= Exercise requirements =
Reproduce each line of the material precisely.

====

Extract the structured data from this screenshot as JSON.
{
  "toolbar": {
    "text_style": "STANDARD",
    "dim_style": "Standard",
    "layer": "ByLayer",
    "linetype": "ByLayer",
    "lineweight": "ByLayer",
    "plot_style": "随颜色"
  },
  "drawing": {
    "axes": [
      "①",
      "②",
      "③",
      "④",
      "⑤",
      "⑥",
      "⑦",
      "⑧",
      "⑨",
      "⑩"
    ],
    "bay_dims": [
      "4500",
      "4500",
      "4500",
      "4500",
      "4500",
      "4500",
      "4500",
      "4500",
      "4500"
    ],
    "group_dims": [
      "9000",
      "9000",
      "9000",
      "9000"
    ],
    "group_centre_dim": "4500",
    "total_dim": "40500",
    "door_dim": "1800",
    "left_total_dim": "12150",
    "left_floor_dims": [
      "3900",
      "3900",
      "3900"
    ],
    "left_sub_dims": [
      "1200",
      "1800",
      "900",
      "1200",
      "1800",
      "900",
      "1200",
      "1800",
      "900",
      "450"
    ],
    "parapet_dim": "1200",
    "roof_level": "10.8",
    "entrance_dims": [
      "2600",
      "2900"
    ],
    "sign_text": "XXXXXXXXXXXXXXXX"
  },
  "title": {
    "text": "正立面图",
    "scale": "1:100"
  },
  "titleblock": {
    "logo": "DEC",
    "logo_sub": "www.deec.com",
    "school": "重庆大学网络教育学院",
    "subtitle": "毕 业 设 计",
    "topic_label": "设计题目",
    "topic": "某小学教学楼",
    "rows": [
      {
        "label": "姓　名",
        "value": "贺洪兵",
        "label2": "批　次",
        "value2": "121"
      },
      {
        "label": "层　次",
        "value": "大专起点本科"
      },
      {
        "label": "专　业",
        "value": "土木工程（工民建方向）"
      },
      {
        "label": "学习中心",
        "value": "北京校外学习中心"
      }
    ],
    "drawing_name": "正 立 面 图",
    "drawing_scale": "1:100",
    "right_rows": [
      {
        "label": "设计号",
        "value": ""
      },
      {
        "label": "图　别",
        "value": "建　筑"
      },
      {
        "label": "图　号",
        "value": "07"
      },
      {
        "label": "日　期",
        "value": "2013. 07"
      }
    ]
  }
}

====

= Output below =
Extract the structured data from this screenshot as JSON.
{
  "toolbar": {
    "text_style": "STANDARD",
    "dim_style": "Standard",
    "layer": "ByLayer",
    "linetype": "ByLayer",
    "lineweight": "ByLayer",
    "plot_style": "随颜色"
  },
  "drawing": {
    "axes": [
      "①",
      "②",
      "③",
      "④",
      "⑤",
      "⑥",
      "⑦",
      "⑧",
      "⑨",
      "⑩"
    ],
    "bay_dims": [
      "4500",
      "4500",
      "4500",
      "4500",
      "4500",
      "4500",
      "4500",
      "4500",
      "4500"
    ],
    "group_dims": [
      "9000",
      "9000",
      "9000",
      "9000"
    ],
    "group_centre_dim": "4500",
    "total_dim": "40500",
    "door_dim": "1800",
    "left_total_dim": "12150",
    "left_floor_dims": [
      "3900",
      "3900",
      "3900"
    ],
    "left_sub_dims": [
      "1200",
      "1800",
      "900",
      "1200",
      "1800",
      "900",
      "1200",
      "1800",
      "900",
      "450"
    ],
    "parapet_dim": "1200",
    "roof_level": "10.8",
    "entrance_dims": [
      "2600",
      "2900"
    ],
    "sign_text": "XXXXXXXXXXXXXXXX"
  },
  "title": {
    "text": "正立面图",
    "scale": "1:100"
  },
  "titleblock": {
    "logo": "DEC",
    "logo_sub": "www.deec.com",
    "school": "重庆大学网络教育学院",
    "subtitle": "毕 业 设 计",
    "topic_label": "设计题目",
    "topic": "某小学教学楼",
    "rows": [
      {
        "label": "姓　名",
        "value": "贺洪兵",
        "label2": "批　次",
        "value2": "121"
      },
      {
        "label": "层　次",
        "value": "大专起点本科"
      },
      {
        "label": "专　业",
        "value": "土木工程（工民建方向）"
      },
      {
        "label": "学习中心",
        "value": "北京校外学习中心"
      }
    ],
    "drawing_name": "正 立 面 图",
    "drawing_scale": "1:100",
    "right_rows": [
      {
        "label": "设计号",
        "value": ""
      },
      {
        "label": "图　别",
        "value": "建　筑"
      },
      {
        "label": "图　号",
        "value": "07"
      },
      {
        "label": "日　期",
        "value": "2013. 07"
      }
    ]
  }
}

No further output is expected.